Problem statement => Send each entry back exactly as given, pictures excluded.

Dataset records:
»»

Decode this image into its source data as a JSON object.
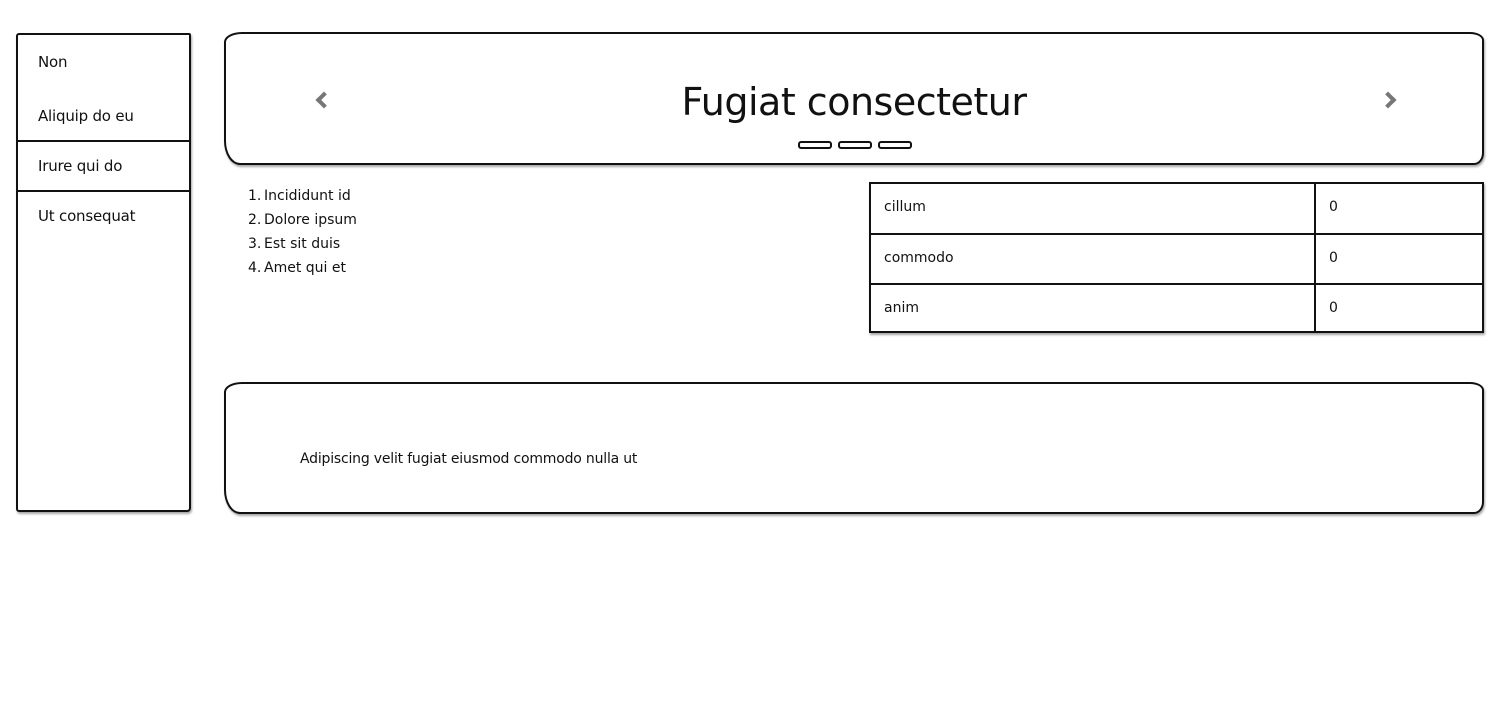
{
  "sidebar": {
    "items": [
      {
        "label": "Non"
      },
      {
        "label": "Aliquip do eu"
      },
      {
        "label": "Irure qui do"
      },
      {
        "label": "Ut consequat"
      }
    ]
  },
  "carousel": {
    "title": "Fugiat consectetur",
    "prev_icon": "chevron-left-icon",
    "next_icon": "chevron-right-icon",
    "indicator_count": 3
  },
  "ordered_list": {
    "items": [
      {
        "num": "1.",
        "text": "Incididunt id"
      },
      {
        "num": "2.",
        "text": "Dolore ipsum"
      },
      {
        "num": "3.",
        "text": "Est sit duis"
      },
      {
        "num": "4.",
        "text": "Amet qui et"
      }
    ]
  },
  "table": {
    "rows": [
      {
        "name": "cillum",
        "value": "0"
      },
      {
        "name": "commodo",
        "value": "0"
      },
      {
        "name": "anim",
        "value": "0"
      }
    ]
  },
  "text_panel": {
    "text": "Adipiscing velit fugiat eiusmod commodo nulla ut"
  }
}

««

Response for this exercise =>
Decode this image into its source data as a JSON object.
{
  "sidebar": {
    "items": [
      {
        "label": "Non"
      },
      {
        "label": "Aliquip do eu"
      },
      {
        "label": "Irure qui do"
      },
      {
        "label": "Ut consequat"
      }
    ]
  },
  "carousel": {
    "title": "Fugiat consectetur",
    "prev_icon": "chevron-left-icon",
    "next_icon": "chevron-right-icon",
    "indicator_count": 3
  },
  "ordered_list": {
    "items": [
      {
        "num": "1.",
        "text": "Incididunt id"
      },
      {
        "num": "2.",
        "text": "Dolore ipsum"
      },
      {
        "num": "3.",
        "text": "Est sit duis"
      },
      {
        "num": "4.",
        "text": "Amet qui et"
      }
    ]
  },
  "table": {
    "rows": [
      {
        "name": "cillum",
        "value": "0"
      },
      {
        "name": "commodo",
        "value": "0"
      },
      {
        "name": "anim",
        "value": "0"
      }
    ]
  },
  "text_panel": {
    "text": "Adipiscing velit fugiat eiusmod commodo nulla ut"
  }
}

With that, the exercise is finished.